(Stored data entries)
::::::::

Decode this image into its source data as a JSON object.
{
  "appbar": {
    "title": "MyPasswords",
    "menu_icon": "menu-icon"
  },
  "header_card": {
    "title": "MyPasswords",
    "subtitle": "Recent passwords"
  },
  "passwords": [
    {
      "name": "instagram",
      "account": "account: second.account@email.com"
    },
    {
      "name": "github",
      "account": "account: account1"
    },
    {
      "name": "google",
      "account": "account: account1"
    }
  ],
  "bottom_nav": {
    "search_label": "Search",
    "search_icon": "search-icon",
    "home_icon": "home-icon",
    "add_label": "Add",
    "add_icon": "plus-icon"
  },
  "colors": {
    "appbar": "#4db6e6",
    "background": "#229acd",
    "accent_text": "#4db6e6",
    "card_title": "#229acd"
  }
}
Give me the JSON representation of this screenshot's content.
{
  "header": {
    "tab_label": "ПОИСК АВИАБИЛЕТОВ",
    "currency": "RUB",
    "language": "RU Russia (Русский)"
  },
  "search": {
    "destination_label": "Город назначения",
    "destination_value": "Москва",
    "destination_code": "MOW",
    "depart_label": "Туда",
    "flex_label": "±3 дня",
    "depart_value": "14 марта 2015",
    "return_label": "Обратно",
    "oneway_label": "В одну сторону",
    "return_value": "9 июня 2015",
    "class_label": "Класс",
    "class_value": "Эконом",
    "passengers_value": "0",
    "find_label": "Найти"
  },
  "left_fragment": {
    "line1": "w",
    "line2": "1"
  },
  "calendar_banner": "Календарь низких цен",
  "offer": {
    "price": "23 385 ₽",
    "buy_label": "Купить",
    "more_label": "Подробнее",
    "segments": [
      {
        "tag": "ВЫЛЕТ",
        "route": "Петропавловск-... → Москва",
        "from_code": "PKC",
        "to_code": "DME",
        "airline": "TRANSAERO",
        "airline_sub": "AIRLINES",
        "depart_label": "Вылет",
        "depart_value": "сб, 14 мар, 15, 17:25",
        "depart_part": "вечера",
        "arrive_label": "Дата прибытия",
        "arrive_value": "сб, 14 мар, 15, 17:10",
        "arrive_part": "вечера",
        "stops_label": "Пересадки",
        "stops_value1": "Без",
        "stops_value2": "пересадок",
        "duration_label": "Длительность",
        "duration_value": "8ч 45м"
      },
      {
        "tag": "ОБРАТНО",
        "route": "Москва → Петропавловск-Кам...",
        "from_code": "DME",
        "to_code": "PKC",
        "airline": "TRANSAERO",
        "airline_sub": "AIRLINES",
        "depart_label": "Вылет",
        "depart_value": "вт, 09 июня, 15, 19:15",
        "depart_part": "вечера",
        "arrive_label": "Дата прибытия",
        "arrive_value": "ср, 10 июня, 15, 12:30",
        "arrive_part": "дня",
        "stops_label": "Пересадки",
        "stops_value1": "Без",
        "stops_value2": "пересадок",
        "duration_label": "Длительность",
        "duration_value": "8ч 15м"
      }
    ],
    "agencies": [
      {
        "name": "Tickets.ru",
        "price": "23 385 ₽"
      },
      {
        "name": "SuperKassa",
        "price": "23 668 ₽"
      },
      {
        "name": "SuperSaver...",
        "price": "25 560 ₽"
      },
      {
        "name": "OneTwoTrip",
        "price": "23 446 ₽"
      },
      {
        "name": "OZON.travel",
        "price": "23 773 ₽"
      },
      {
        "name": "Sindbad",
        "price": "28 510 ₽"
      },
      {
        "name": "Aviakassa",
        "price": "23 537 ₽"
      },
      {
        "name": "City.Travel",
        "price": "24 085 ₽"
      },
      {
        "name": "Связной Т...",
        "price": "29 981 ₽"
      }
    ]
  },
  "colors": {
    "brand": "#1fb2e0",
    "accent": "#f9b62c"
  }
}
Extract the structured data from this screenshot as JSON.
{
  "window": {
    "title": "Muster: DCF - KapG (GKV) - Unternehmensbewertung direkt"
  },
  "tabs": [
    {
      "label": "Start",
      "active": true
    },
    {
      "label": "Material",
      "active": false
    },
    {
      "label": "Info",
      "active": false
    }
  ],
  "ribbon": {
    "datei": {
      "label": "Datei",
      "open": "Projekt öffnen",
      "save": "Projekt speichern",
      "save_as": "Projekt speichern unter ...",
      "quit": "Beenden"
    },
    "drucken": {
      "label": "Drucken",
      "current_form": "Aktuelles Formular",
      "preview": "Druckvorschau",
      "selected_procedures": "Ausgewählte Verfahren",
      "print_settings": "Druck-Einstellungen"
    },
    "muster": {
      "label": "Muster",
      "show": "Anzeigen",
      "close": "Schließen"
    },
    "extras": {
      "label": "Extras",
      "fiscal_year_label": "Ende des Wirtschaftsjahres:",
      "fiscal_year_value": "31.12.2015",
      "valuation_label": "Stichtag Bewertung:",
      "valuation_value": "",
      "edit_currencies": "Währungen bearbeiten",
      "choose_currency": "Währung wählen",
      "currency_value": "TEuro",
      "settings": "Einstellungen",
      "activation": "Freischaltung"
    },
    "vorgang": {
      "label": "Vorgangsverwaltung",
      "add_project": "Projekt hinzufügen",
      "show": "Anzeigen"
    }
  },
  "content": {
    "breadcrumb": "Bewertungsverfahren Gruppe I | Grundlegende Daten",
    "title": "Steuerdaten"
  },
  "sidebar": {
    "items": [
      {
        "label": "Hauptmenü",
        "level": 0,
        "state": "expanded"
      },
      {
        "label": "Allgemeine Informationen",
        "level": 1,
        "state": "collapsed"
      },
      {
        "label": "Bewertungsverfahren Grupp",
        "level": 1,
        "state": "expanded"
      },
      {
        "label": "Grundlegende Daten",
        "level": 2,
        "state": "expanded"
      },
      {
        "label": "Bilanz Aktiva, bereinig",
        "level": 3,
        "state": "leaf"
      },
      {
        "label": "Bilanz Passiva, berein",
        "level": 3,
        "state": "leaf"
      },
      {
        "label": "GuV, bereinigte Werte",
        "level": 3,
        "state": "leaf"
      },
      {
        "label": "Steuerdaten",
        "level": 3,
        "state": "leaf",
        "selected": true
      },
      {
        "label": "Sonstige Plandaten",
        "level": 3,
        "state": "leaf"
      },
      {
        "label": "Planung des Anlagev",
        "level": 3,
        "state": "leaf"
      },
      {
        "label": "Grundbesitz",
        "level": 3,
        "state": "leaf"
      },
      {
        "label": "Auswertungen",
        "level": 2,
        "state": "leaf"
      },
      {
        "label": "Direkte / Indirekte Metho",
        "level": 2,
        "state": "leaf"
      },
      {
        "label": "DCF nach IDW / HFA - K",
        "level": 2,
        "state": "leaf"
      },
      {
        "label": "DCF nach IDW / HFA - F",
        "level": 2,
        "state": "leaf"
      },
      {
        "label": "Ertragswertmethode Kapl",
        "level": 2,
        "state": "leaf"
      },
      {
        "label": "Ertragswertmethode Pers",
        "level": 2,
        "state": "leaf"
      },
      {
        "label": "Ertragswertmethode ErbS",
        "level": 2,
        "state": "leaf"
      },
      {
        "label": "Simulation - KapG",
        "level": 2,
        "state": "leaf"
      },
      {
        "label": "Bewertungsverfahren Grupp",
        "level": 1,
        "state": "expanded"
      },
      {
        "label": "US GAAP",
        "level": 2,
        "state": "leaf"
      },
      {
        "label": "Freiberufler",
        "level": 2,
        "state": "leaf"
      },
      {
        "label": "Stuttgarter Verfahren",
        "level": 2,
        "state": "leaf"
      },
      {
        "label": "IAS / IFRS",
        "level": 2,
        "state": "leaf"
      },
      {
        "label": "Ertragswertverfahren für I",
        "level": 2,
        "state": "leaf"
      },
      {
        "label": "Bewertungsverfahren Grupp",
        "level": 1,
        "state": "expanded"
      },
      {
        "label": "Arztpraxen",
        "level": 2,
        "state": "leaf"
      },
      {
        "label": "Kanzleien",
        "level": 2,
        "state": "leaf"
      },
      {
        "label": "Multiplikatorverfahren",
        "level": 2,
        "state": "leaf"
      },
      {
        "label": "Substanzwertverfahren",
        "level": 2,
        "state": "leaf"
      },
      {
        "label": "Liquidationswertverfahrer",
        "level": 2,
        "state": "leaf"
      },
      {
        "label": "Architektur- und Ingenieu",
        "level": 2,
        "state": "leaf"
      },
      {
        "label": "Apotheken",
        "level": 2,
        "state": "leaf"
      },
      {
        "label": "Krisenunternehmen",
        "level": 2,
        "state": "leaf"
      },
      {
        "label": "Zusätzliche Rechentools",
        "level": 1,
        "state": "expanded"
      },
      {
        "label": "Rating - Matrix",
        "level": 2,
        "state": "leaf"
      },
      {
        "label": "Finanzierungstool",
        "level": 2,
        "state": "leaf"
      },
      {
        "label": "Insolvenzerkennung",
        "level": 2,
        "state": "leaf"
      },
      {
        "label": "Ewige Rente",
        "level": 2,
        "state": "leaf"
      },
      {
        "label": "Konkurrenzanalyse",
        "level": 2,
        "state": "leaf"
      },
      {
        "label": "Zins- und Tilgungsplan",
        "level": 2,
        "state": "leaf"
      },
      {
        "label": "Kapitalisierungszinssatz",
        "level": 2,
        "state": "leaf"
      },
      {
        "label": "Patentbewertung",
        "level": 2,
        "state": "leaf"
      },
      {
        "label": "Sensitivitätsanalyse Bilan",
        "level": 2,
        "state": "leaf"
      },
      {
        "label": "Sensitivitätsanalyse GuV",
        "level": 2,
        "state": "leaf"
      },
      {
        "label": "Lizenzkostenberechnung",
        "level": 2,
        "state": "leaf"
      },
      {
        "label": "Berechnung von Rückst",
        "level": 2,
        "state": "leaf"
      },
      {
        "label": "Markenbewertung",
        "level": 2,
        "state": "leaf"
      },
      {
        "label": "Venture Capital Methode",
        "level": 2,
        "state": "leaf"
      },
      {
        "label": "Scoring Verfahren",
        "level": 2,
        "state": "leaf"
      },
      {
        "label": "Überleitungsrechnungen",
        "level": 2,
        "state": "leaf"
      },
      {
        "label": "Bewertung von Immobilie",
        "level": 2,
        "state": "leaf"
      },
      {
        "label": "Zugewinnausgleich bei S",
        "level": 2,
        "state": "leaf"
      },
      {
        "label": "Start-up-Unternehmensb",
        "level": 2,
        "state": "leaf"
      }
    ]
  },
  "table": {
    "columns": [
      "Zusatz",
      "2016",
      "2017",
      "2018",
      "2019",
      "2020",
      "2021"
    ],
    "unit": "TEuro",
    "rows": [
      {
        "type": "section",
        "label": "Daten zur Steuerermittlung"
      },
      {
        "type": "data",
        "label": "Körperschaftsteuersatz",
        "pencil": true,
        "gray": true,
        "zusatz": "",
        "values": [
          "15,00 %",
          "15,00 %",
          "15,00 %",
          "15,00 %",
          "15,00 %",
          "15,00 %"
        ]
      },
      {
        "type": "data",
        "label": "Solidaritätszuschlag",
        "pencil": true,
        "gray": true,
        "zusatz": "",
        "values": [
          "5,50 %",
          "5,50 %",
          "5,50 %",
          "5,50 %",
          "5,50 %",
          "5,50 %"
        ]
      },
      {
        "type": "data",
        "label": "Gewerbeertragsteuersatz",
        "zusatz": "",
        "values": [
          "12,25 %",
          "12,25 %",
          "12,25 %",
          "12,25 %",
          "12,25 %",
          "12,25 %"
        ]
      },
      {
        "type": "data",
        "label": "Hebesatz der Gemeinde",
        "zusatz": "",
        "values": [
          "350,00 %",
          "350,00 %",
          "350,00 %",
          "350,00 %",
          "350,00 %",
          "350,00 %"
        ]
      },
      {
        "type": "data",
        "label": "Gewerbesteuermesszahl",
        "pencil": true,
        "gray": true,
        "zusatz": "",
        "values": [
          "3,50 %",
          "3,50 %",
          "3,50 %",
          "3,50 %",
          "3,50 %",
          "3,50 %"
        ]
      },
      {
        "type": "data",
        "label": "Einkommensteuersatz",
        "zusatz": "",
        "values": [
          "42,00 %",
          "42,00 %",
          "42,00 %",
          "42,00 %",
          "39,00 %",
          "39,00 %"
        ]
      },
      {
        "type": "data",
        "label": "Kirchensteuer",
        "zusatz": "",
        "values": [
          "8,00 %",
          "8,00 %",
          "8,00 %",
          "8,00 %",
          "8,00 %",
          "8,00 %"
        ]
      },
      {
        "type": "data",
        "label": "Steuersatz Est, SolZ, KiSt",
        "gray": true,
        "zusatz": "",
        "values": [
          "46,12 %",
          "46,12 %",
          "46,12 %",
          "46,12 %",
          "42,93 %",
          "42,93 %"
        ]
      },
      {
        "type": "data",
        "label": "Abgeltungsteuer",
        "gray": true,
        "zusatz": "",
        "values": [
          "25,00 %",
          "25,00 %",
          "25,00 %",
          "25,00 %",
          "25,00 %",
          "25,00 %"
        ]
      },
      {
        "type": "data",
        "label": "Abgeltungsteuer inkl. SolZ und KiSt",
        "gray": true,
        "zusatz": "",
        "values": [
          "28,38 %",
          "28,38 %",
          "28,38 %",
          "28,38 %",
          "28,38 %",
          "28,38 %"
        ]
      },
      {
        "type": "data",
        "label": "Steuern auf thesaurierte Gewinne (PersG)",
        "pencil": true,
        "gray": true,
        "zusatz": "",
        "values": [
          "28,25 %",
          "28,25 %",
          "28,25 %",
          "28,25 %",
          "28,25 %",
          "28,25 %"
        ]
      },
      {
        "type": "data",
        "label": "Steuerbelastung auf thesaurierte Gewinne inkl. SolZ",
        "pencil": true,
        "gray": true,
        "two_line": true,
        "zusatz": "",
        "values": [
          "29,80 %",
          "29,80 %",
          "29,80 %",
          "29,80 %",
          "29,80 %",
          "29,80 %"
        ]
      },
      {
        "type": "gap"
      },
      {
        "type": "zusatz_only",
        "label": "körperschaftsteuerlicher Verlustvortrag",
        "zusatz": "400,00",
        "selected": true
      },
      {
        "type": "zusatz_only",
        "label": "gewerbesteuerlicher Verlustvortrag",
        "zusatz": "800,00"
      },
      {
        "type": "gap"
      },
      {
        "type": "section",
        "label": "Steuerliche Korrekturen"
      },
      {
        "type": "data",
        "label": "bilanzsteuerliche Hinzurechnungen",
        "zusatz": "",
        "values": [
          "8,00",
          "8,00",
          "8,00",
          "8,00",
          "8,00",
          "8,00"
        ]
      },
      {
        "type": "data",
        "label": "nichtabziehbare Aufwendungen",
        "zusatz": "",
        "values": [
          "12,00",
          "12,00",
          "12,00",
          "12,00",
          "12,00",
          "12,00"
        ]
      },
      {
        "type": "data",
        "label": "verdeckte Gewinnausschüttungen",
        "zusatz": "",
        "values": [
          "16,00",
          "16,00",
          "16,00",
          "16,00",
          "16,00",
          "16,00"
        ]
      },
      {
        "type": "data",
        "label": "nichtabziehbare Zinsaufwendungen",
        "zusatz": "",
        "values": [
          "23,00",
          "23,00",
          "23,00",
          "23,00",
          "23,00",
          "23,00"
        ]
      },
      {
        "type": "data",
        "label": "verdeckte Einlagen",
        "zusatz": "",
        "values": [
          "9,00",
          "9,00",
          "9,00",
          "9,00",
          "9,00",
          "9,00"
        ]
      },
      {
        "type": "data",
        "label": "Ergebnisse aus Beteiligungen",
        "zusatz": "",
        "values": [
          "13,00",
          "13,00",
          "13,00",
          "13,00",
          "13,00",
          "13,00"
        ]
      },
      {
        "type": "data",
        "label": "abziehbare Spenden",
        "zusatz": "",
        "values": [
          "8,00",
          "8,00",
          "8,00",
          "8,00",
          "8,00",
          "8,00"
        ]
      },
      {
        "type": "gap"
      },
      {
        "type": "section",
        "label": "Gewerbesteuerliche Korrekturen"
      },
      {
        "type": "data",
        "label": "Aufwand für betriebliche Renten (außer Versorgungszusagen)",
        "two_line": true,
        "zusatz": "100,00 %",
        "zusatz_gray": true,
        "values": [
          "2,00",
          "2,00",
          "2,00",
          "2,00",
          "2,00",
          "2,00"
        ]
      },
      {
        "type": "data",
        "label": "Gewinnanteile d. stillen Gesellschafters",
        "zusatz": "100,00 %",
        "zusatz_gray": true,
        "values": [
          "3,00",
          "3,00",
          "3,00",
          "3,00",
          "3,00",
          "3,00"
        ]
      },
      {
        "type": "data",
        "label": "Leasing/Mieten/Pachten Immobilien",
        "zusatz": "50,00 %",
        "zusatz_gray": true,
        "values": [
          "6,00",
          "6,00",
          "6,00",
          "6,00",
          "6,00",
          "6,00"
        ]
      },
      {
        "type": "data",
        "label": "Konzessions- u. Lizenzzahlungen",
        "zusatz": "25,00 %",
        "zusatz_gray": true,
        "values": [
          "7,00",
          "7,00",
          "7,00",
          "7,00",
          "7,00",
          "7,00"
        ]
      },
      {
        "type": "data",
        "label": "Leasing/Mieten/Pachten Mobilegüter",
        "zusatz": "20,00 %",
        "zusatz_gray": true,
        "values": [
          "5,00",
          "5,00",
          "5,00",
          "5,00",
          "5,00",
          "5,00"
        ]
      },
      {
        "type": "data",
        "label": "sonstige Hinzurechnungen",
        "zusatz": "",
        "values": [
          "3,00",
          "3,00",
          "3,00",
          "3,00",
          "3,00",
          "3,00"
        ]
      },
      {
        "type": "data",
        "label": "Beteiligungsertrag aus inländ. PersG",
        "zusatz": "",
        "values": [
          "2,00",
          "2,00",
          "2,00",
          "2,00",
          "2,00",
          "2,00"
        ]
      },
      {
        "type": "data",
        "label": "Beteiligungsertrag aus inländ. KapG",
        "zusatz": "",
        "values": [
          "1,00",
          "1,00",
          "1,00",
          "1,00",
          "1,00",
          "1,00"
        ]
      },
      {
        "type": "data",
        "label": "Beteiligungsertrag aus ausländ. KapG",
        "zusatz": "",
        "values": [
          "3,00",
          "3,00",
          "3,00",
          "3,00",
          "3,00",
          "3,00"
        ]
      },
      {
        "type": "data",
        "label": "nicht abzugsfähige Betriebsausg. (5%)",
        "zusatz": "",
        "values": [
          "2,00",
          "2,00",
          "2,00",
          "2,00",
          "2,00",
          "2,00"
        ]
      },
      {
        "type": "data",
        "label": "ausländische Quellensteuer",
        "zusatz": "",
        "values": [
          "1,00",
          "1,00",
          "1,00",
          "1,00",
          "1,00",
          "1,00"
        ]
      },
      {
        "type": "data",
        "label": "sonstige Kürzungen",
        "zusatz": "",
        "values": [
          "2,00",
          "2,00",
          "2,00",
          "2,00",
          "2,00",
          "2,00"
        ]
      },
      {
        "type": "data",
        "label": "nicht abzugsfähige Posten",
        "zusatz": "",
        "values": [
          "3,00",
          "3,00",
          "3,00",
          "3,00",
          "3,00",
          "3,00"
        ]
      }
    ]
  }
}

::::::::

THE EXERCISE: Using the listing above, list every line in which the string "Hinzurechnungen" occurs.

WRITTEN SOLUTION:
        "label": "bilanzsteuerliche Hinzurechnungen",
        "label": "sonstige Hinzurechnungen",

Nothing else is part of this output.